* Aim of the task *
Gather all lines in the records below that include the word "screenshot".

╭─ Items

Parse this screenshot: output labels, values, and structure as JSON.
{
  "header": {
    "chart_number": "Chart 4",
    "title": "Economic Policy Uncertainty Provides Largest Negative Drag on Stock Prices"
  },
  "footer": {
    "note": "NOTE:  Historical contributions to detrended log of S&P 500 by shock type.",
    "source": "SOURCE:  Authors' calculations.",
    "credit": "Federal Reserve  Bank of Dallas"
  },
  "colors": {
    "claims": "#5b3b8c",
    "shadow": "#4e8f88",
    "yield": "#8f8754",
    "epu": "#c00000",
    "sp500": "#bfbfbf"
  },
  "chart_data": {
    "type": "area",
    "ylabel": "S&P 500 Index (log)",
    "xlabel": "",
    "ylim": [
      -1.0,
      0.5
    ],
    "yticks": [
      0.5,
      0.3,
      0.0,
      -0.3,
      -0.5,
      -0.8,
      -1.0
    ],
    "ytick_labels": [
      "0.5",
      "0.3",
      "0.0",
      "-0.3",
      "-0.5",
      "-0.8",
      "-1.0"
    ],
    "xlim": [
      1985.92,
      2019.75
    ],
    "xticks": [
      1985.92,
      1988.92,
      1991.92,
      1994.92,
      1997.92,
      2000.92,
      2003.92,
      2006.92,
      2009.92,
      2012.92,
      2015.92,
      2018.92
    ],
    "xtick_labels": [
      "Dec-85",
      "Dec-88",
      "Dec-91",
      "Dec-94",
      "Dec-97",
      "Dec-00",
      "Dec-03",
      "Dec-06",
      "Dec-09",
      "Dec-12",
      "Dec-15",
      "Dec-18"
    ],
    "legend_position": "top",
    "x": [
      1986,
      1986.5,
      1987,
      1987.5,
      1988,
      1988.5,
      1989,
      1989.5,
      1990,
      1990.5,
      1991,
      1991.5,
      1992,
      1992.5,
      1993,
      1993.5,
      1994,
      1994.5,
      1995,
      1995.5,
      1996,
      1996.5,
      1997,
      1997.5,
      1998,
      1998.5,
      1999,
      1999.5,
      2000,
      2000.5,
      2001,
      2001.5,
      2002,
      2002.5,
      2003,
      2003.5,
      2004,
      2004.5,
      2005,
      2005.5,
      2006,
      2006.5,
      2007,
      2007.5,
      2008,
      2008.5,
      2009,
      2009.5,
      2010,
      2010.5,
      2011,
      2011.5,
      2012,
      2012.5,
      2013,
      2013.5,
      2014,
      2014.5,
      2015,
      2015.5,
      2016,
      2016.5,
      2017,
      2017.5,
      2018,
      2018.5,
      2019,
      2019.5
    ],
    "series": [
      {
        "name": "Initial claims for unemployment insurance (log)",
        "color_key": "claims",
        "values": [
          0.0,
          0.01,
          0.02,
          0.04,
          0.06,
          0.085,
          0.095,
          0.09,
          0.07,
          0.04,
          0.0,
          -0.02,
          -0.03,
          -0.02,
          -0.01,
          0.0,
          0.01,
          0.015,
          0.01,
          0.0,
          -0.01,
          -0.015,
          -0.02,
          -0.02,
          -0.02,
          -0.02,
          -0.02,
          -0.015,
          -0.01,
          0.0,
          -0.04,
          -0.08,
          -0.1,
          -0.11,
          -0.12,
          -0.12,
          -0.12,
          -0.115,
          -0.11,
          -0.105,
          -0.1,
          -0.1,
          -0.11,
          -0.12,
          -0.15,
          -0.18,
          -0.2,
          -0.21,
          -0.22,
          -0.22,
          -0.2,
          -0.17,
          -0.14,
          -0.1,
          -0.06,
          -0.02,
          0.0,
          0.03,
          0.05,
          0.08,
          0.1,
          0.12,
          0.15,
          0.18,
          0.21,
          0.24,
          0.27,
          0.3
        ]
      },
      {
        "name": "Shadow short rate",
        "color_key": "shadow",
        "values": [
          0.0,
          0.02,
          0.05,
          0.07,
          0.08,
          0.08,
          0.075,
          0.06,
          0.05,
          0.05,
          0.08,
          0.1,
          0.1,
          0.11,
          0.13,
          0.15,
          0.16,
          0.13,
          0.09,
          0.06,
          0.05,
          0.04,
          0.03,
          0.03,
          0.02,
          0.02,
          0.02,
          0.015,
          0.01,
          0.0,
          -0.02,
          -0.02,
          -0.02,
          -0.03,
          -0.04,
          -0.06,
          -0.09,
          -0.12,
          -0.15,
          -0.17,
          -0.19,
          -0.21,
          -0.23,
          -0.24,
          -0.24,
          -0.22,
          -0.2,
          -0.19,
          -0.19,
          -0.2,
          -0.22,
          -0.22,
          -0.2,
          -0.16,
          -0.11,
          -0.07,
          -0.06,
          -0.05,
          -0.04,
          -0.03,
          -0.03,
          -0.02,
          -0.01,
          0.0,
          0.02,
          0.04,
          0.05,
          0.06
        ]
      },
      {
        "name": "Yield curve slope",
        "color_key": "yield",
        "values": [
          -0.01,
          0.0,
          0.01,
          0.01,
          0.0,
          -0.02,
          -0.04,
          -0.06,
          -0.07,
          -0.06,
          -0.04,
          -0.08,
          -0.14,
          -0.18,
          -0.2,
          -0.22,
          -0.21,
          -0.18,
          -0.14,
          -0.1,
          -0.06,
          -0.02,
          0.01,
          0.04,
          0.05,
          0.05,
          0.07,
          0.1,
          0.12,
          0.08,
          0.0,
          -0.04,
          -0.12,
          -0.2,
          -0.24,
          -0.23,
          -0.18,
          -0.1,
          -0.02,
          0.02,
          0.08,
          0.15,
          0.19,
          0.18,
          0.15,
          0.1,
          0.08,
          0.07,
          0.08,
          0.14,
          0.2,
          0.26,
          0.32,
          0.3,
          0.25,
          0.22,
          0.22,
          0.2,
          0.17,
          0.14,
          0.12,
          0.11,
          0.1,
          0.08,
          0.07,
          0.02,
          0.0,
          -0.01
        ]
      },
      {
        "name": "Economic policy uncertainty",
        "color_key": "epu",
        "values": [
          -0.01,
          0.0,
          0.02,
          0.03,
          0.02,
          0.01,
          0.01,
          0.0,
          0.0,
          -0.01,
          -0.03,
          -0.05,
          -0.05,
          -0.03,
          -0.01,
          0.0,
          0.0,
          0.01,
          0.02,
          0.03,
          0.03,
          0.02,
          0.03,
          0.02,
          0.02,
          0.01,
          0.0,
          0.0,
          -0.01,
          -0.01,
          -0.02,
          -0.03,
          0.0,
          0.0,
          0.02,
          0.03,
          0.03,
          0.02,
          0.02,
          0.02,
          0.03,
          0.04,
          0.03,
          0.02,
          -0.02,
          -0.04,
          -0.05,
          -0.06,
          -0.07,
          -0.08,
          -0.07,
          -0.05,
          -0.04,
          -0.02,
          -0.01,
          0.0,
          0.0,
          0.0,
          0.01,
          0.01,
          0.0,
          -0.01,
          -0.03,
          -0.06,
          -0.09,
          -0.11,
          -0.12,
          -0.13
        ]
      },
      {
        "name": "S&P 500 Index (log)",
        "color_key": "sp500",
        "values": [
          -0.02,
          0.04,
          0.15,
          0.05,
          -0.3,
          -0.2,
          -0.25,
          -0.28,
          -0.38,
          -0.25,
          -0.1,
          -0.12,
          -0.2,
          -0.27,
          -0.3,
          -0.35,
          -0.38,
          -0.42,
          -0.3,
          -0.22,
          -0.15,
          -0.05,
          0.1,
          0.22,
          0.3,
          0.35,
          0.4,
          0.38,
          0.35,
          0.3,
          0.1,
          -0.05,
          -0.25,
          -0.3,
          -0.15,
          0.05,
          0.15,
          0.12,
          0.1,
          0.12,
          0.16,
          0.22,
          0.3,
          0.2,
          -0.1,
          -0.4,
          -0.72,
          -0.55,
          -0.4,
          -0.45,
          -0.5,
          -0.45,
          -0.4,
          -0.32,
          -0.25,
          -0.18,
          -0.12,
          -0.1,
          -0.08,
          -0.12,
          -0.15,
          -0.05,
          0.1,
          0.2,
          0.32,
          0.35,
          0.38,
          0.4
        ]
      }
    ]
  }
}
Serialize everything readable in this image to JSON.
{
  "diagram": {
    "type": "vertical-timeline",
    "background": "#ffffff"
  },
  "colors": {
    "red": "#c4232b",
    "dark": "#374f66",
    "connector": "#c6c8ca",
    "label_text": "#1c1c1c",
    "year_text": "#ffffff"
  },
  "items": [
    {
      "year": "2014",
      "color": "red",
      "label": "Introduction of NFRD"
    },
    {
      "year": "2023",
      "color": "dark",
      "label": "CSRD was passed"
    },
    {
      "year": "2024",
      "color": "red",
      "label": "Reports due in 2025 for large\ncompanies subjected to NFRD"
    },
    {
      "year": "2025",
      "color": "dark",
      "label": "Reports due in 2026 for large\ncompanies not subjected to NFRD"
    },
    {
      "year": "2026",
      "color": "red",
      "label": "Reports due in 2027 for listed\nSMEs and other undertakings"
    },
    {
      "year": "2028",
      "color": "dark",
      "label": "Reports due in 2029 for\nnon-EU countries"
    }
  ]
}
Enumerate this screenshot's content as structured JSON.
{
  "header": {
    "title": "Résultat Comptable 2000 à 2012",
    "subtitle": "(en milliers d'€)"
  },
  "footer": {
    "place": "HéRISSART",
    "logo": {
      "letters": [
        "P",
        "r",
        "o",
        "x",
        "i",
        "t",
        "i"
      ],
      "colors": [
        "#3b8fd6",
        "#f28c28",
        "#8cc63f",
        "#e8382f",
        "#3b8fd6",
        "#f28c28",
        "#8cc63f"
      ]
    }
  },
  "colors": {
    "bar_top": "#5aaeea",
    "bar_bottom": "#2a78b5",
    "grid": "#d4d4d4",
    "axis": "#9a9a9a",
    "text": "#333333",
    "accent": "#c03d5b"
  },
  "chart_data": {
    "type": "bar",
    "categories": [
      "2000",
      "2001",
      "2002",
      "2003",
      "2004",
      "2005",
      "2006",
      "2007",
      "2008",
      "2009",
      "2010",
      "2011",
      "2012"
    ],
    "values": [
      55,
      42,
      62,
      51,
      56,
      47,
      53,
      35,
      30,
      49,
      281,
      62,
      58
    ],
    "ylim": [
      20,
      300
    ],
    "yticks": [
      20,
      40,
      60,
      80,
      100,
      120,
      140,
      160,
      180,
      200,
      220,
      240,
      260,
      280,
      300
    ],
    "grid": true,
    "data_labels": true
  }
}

╰─

* Full output *
Parse this screenshot: output labels, values, and structure as JSON.
Enumerate this screenshot's content as structured JSON.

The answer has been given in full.